:: EXERCISE BRIEF ::
Give the records back in full, exactly as they read.
++++ LISTED RECORDS
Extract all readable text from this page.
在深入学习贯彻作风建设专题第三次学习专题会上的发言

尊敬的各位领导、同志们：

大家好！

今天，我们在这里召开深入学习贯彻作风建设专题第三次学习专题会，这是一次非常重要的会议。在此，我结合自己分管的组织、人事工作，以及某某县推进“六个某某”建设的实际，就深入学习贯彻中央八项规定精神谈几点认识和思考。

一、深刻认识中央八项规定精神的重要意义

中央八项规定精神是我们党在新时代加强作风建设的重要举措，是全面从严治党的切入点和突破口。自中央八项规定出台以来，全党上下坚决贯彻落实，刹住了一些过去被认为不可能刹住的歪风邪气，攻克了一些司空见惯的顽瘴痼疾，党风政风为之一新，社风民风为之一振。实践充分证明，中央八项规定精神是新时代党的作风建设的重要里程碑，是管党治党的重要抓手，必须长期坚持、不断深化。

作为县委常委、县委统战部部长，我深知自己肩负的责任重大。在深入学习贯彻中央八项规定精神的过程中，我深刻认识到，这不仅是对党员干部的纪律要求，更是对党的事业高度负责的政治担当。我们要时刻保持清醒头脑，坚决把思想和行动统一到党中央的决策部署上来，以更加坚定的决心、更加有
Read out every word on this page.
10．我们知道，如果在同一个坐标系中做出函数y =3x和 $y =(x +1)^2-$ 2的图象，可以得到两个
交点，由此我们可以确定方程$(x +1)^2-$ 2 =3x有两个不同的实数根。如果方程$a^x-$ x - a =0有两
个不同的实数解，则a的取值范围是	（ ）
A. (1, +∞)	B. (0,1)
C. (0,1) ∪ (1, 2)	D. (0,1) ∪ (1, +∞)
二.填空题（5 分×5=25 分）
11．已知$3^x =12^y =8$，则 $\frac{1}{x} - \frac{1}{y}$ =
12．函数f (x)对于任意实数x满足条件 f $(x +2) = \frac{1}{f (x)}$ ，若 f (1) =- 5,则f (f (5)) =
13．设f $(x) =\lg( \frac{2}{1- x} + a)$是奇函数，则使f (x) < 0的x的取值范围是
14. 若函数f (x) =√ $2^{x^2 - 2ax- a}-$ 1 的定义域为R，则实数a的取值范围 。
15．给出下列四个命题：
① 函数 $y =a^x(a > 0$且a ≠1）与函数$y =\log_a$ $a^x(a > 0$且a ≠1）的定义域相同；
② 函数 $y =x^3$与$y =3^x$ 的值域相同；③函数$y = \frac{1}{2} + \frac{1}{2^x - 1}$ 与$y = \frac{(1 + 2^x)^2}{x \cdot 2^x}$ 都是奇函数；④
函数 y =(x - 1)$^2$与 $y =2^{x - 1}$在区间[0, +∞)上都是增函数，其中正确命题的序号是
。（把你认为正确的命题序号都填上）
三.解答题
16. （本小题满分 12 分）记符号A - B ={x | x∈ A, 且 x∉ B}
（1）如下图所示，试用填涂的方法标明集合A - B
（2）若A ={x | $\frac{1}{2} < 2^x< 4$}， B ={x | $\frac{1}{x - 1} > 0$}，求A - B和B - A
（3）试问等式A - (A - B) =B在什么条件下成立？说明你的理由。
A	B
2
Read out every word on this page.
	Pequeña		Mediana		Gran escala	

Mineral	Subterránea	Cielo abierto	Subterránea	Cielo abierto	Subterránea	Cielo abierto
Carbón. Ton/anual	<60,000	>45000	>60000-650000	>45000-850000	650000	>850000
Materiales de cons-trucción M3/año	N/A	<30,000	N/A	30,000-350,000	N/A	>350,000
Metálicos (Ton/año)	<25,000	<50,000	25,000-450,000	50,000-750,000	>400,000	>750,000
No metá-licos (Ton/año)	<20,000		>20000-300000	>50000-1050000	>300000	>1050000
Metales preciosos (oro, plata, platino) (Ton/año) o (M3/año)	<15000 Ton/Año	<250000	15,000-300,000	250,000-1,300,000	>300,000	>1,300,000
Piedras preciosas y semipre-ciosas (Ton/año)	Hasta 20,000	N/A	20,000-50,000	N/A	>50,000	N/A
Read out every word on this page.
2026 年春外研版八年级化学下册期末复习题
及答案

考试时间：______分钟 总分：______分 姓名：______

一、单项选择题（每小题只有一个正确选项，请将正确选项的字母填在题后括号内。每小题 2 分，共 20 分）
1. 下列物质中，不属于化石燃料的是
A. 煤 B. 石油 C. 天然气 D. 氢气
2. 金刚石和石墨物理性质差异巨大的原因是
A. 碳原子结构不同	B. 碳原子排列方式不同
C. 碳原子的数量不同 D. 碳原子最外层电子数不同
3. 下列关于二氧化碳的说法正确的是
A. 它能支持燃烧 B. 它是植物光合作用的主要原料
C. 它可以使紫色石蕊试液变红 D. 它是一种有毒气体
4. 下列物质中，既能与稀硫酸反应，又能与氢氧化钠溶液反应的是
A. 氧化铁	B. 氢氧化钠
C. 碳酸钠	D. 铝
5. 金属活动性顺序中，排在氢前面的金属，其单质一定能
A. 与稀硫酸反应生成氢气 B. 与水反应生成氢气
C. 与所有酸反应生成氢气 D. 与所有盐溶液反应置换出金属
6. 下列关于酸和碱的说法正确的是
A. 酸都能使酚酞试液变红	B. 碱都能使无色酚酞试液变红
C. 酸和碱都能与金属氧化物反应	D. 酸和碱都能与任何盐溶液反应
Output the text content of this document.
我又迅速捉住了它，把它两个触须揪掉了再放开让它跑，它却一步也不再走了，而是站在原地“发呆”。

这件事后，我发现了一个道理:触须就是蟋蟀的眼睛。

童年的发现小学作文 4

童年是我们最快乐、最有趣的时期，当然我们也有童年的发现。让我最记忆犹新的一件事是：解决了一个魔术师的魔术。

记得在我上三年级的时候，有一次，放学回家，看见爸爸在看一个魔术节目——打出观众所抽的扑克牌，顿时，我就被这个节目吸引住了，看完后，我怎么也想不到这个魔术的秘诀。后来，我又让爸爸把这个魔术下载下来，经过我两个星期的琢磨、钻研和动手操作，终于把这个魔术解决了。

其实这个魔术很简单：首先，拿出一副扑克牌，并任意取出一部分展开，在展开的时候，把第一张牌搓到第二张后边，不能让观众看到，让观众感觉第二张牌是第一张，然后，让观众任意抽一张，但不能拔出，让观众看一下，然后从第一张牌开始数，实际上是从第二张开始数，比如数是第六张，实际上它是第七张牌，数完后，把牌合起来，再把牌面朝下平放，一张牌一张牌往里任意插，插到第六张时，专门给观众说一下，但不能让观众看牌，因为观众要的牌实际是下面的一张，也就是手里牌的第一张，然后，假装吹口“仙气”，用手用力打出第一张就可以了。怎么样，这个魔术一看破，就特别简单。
++++++++
:: PROBLEM SOLUTION ::
Extract all readable text from this page.
在深入学习贯彻作风建设专题第三次学习专题会上的发言

尊敬的各位领导、同志们：

大家好！

今天，我们在这里召开深入学习贯彻作风建设专题第三次学习专题会，这是一次非常重要的会议。在此，我结合自己分管的组织、人事工作，以及某某县推进“六个某某”建设的实际，就深入学习贯彻中央八项规定精神谈几点认识和思考。

一、深刻认识中央八项规定精神的重要意义

中央八项规定精神是我们党在新时代加强作风建设的重要举措，是全面从严治党的切入点和突破口。自中央八项规定出台以来，全党上下坚决贯彻落实，刹住了一些过去被认为不可能刹住的歪风邪气，攻克了一些司空见惯的顽瘴痼疾，党风政风为之一新，社风民风为之一振。实践充分证明，中央八项规定精神是新时代党的作风建设的重要里程碑，是管党治党的重要抓手，必须长期坚持、不断深化。

作为县委常委、县委统战部部长，我深知自己肩负的责任重大。在深入学习贯彻中央八项规定精神的过程中，我深刻认识到，这不仅是对党员干部的纪律要求，更是对党的事业高度负责的政治担当。我们要时刻保持清醒头脑，坚决把思想和行动统一到党中央的决策部署上来，以更加坚定的决心、更加有
Read out every word on this page.
10．我们知道，如果在同一个坐标系中做出函数y =3x和 $y =(x +1)^2-$ 2的图象，可以得到两个
交点，由此我们可以确定方程$(x +1)^2-$ 2 =3x有两个不同的实数根。如果方程$a^x-$ x - a =0有两
个不同的实数解，则a的取值范围是	（ ）
A. (1, +∞)	B. (0,1)
C. (0,1) ∪ (1, 2)	D. (0,1) ∪ (1, +∞)
二.填空题（5 分×5=25 分）
11．已知$3^x =12^y =8$，则 $\frac{1}{x} - \frac{1}{y}$ =
12．函数f (x)对于任意实数x满足条件 f $(x +2) = \frac{1}{f (x)}$ ，若 f (1) =- 5,则f (f (5)) =
13．设f $(x) =\lg( \frac{2}{1- x} + a)$是奇函数，则使f (x) < 0的x的取值范围是
14. 若函数f (x) =√ $2^{x^2 - 2ax- a}-$ 1 的定义域为R，则实数a的取值范围 。
15．给出下列四个命题：
① 函数 $y =a^x(a > 0$且a ≠1）与函数$y =\log_a$ $a^x(a > 0$且a ≠1）的定义域相同；
② 函数 $y =x^3$与$y =3^x$ 的值域相同；③函数$y = \frac{1}{2} + \frac{1}{2^x - 1}$ 与$y = \frac{(1 + 2^x)^2}{x \cdot 2^x}$ 都是奇函数；④
函数 y =(x - 1)$^2$与 $y =2^{x - 1}$在区间[0, +∞)上都是增函数，其中正确命题的序号是
。（把你认为正确的命题序号都填上）
三.解答题
16. （本小题满分 12 分）记符号A - B ={x | x∈ A, 且 x∉ B}
（1）如下图所示，试用填涂的方法标明集合A - B
（2）若A ={x | $\frac{1}{2} < 2^x< 4$}， B ={x | $\frac{1}{x - 1} > 0$}，求A - B和B - A
（3）试问等式A - (A - B) =B在什么条件下成立？说明你的理由。
A	B
2
Read out every word on this page.
	Pequeña		Mediana		Gran escala	

Mineral	Subterránea	Cielo abierto	Subterránea	Cielo abierto	Subterránea	Cielo abierto
Carbón. Ton/anual	<60,000	>45000	>60000-650000	>45000-850000	650000	>850000
Materiales de cons-trucción M3/año	N/A	<30,000	N/A	30,000-350,000	N/A	>350,000
Metálicos (Ton/año)	<25,000	<50,000	25,000-450,000	50,000-750,000	>400,000	>750,000
No metá-licos (Ton/año)	<20,000		>20000-300000	>50000-1050000	>300000	>1050000
Metales preciosos (oro, plata, platino) (Ton/año) o (M3/año)	<15000 Ton/Año	<250000	15,000-300,000	250,000-1,300,000	>300,000	>1,300,000
Piedras preciosas y semipre-ciosas (Ton/año)	Hasta 20,000	N/A	20,000-50,000	N/A	>50,000	N/A
Read out every word on this page.
2026 年春外研版八年级化学下册期末复习题
及答案

考试时间：______分钟 总分：______分 姓名：______

一、单项选择题（每小题只有一个正确选项，请将正确选项的字母填在题后括号内。每小题 2 分，共 20 分）
1. 下列物质中，不属于化石燃料的是
A. 煤 B. 石油 C. 天然气 D. 氢气
2. 金刚石和石墨物理性质差异巨大的原因是
A. 碳原子结构不同	B. 碳原子排列方式不同
C. 碳原子的数量不同 D. 碳原子最外层电子数不同
3. 下列关于二氧化碳的说法正确的是
A. 它能支持燃烧 B. 它是植物光合作用的主要原料
C. 它可以使紫色石蕊试液变红 D. 它是一种有毒气体
4. 下列物质中，既能与稀硫酸反应，又能与氢氧化钠溶液反应的是
A. 氧化铁	B. 氢氧化钠
C. 碳酸钠	D. 铝
5. 金属活动性顺序中，排在氢前面的金属，其单质一定能
A. 与稀硫酸反应生成氢气 B. 与水反应生成氢气
C. 与所有酸反应生成氢气 D. 与所有盐溶液反应置换出金属
6. 下列关于酸和碱的说法正确的是
A. 酸都能使酚酞试液变红	B. 碱都能使无色酚酞试液变红
C. 酸和碱都能与金属氧化物反应	D. 酸和碱都能与任何盐溶液反应
Output the text content of this document.
我又迅速捉住了它，把它两个触须揪掉了再放开让它跑，它却一步也不再走了，而是站在原地“发呆”。

这件事后，我发现了一个道理:触须就是蟋蟀的眼睛。

童年的发现小学作文 4

童年是我们最快乐、最有趣的时期，当然我们也有童年的发现。让我最记忆犹新的一件事是：解决了一个魔术师的魔术。

记得在我上三年级的时候，有一次，放学回家，看见爸爸在看一个魔术节目——打出观众所抽的扑克牌，顿时，我就被这个节目吸引住了，看完后，我怎么也想不到这个魔术的秘诀。后来，我又让爸爸把这个魔术下载下来，经过我两个星期的琢磨、钻研和动手操作，终于把这个魔术解决了。

其实这个魔术很简单：首先，拿出一副扑克牌，并任意取出一部分展开，在展开的时候，把第一张牌搓到第二张后边，不能让观众看到，让观众感觉第二张牌是第一张，然后，让观众任意抽一张，但不能拔出，让观众看一下，然后从第一张牌开始数，实际上是从第二张开始数，比如数是第六张，实际上它是第七张牌，数完后，把牌合起来，再把牌面朝下平放，一张牌一张牌往里任意插，插到第六张时，专门给观众说一下，但不能让观众看牌，因为观众要的牌实际是下面的一张，也就是手里牌的第一张，然后，假装吹口“仙气”，用手用力打出第一张就可以了。怎么样，这个魔术一看破，就特别简单。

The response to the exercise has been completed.